### INFORMATION GIVEN
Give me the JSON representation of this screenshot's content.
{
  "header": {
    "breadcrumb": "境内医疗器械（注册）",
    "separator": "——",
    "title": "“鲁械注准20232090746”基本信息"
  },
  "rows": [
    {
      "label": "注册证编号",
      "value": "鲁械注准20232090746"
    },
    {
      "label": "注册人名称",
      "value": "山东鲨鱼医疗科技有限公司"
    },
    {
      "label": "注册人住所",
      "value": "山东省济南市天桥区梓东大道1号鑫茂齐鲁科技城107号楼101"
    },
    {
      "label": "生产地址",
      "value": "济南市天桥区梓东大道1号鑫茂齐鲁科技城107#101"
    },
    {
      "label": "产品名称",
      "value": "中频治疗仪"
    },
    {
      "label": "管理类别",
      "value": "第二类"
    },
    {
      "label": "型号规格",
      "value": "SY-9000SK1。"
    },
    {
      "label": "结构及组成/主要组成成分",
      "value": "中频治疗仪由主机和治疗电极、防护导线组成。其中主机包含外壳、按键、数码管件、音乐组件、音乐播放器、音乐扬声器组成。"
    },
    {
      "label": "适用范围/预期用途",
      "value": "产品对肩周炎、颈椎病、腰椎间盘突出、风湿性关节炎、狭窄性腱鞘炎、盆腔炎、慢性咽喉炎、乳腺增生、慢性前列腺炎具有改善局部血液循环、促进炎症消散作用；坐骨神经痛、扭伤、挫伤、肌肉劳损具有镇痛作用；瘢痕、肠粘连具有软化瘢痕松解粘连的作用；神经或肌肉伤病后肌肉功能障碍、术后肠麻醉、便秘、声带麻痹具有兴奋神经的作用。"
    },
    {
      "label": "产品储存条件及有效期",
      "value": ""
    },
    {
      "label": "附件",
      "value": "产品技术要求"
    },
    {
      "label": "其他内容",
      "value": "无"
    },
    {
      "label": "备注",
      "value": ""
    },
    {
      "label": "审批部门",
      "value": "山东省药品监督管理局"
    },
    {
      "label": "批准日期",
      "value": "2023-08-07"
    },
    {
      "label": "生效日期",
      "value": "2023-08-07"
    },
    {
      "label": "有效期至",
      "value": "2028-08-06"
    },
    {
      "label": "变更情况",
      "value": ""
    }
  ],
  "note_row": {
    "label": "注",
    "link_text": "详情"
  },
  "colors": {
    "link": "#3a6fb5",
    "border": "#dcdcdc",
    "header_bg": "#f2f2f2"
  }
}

### GIVEN TASK
Write out the data exactly as it stands.

### EXPECTED ANSWER
Give me the JSON representation of this screenshot's content.
{
  "header": {
    "breadcrumb": "境内医疗器械（注册）",
    "separator": "——",
    "title": "“鲁械注准20232090746”基本信息"
  },
  "rows": [
    {
      "label": "注册证编号",
      "value": "鲁械注准20232090746"
    },
    {
      "label": "注册人名称",
      "value": "山东鲨鱼医疗科技有限公司"
    },
    {
      "label": "注册人住所",
      "value": "山东省济南市天桥区梓东大道1号鑫茂齐鲁科技城107号楼101"
    },
    {
      "label": "生产地址",
      "value": "济南市天桥区梓东大道1号鑫茂齐鲁科技城107#101"
    },
    {
      "label": "产品名称",
      "value": "中频治疗仪"
    },
    {
      "label": "管理类别",
      "value": "第二类"
    },
    {
      "label": "型号规格",
      "value": "SY-9000SK1。"
    },
    {
      "label": "结构及组成/主要组成成分",
      "value": "中频治疗仪由主机和治疗电极、防护导线组成。其中主机包含外壳、按键、数码管件、音乐组件、音乐播放器、音乐扬声器组成。"
    },
    {
      "label": "适用范围/预期用途",
      "value": "产品对肩周炎、颈椎病、腰椎间盘突出、风湿性关节炎、狭窄性腱鞘炎、盆腔炎、慢性咽喉炎、乳腺增生、慢性前列腺炎具有改善局部血液循环、促进炎症消散作用；坐骨神经痛、扭伤、挫伤、肌肉劳损具有镇痛作用；瘢痕、肠粘连具有软化瘢痕松解粘连的作用；神经或肌肉伤病后肌肉功能障碍、术后肠麻醉、便秘、声带麻痹具有兴奋神经的作用。"
    },
    {
      "label": "产品储存条件及有效期",
      "value": ""
    },
    {
      "label": "附件",
      "value": "产品技术要求"
    },
    {
      "label": "其他内容",
      "value": "无"
    },
    {
      "label": "备注",
      "value": ""
    },
    {
      "label": "审批部门",
      "value": "山东省药品监督管理局"
    },
    {
      "label": "批准日期",
      "value": "2023-08-07"
    },
    {
      "label": "生效日期",
      "value": "2023-08-07"
    },
    {
      "label": "有效期至",
      "value": "2028-08-06"
    },
    {
      "label": "变更情况",
      "value": ""
    }
  ],
  "note_row": {
    "label": "注",
    "link_text": "详情"
  },
  "colors": {
    "link": "#3a6fb5",
    "border": "#dcdcdc",
    "header_bg": "#f2f2f2"
  }
}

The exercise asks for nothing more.